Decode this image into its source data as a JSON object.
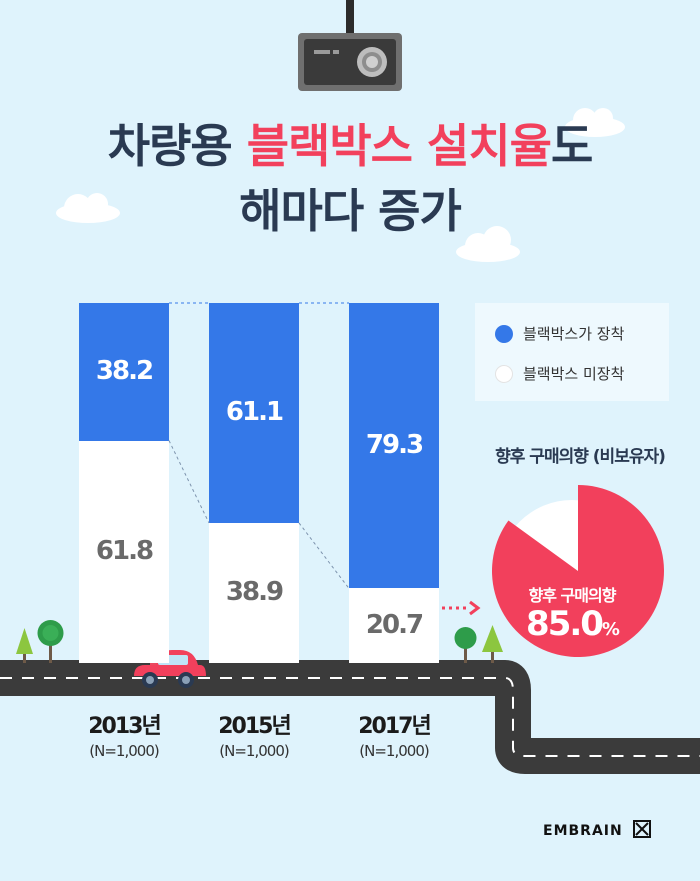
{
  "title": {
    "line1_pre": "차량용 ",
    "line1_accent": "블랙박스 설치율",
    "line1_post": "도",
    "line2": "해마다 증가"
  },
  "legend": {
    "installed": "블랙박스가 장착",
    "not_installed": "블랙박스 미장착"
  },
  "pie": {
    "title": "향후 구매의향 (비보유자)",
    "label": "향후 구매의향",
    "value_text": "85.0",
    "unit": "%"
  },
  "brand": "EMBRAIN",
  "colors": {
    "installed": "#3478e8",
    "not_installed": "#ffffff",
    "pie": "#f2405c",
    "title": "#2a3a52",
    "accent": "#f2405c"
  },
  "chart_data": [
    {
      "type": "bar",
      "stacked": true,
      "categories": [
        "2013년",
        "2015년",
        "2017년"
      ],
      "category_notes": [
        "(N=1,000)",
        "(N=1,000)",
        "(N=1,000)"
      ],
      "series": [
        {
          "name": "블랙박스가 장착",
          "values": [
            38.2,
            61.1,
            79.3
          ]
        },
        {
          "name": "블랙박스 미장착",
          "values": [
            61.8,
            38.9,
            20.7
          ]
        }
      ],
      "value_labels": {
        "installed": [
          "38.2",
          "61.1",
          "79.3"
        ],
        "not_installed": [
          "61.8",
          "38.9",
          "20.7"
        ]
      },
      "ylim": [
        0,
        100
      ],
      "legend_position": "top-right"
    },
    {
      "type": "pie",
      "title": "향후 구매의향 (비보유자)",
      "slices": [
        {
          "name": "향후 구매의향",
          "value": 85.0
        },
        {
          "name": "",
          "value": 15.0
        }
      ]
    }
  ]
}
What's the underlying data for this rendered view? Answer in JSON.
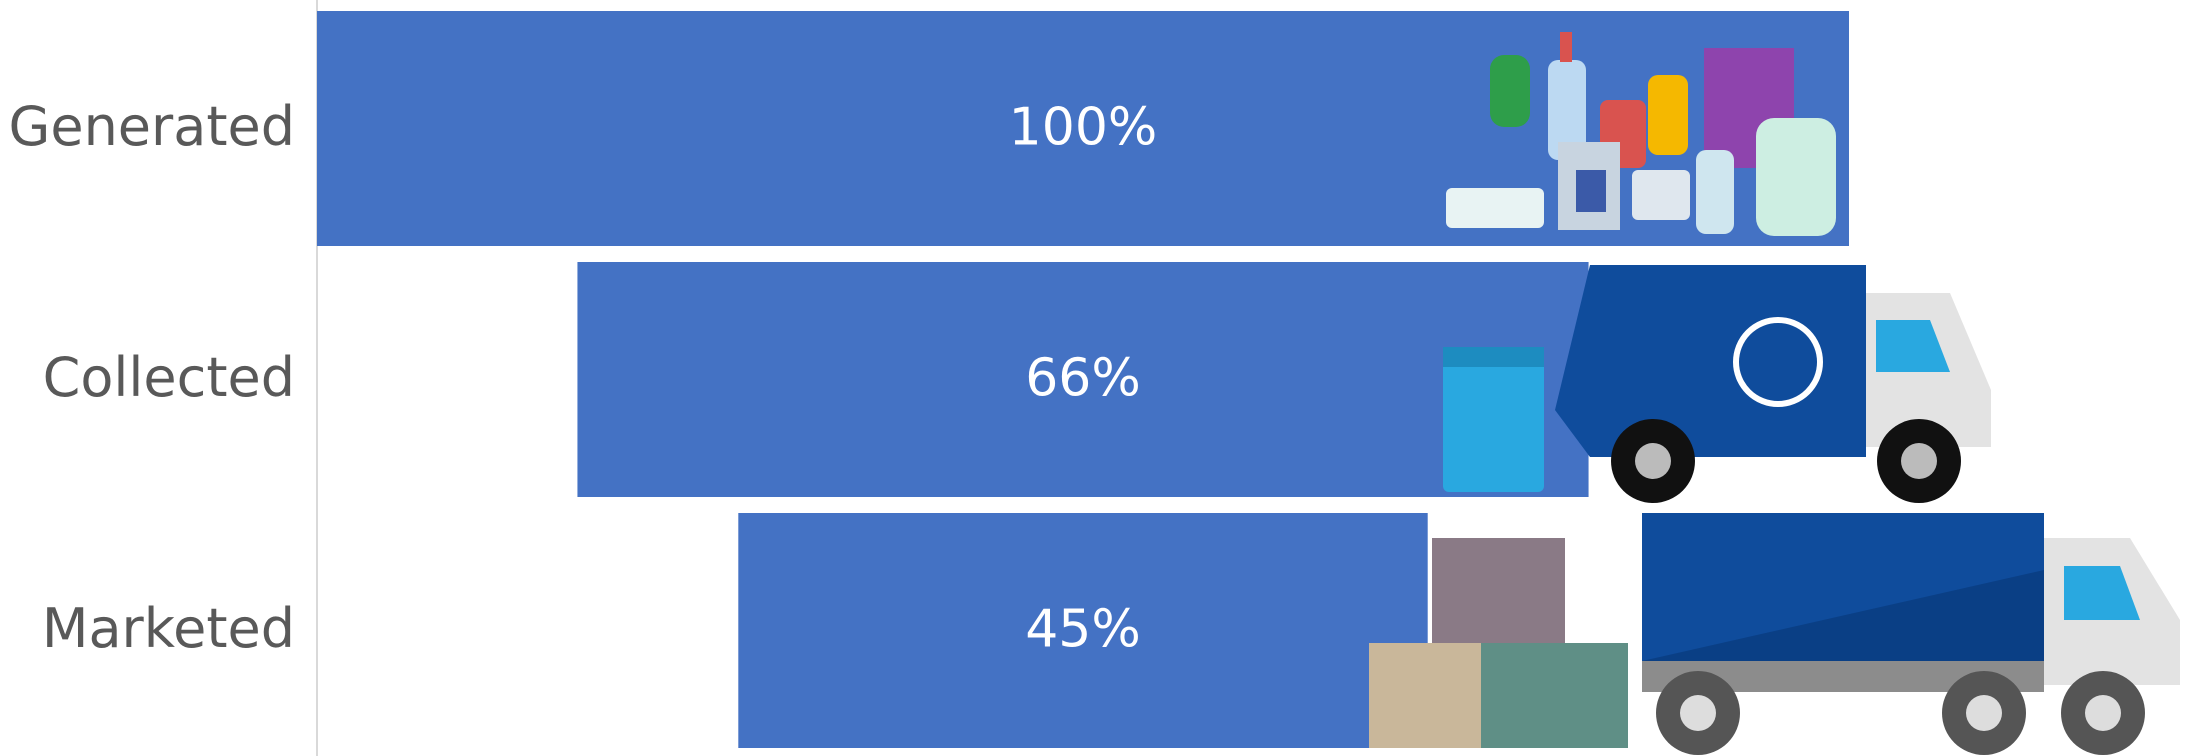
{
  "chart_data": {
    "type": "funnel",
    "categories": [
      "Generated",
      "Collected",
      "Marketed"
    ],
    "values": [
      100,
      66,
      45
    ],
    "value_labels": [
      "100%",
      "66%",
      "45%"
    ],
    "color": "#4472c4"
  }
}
---------------
Goal: How many of the lines above hold "비보유자"? Answer with only the number.

Solution to this exercise: 2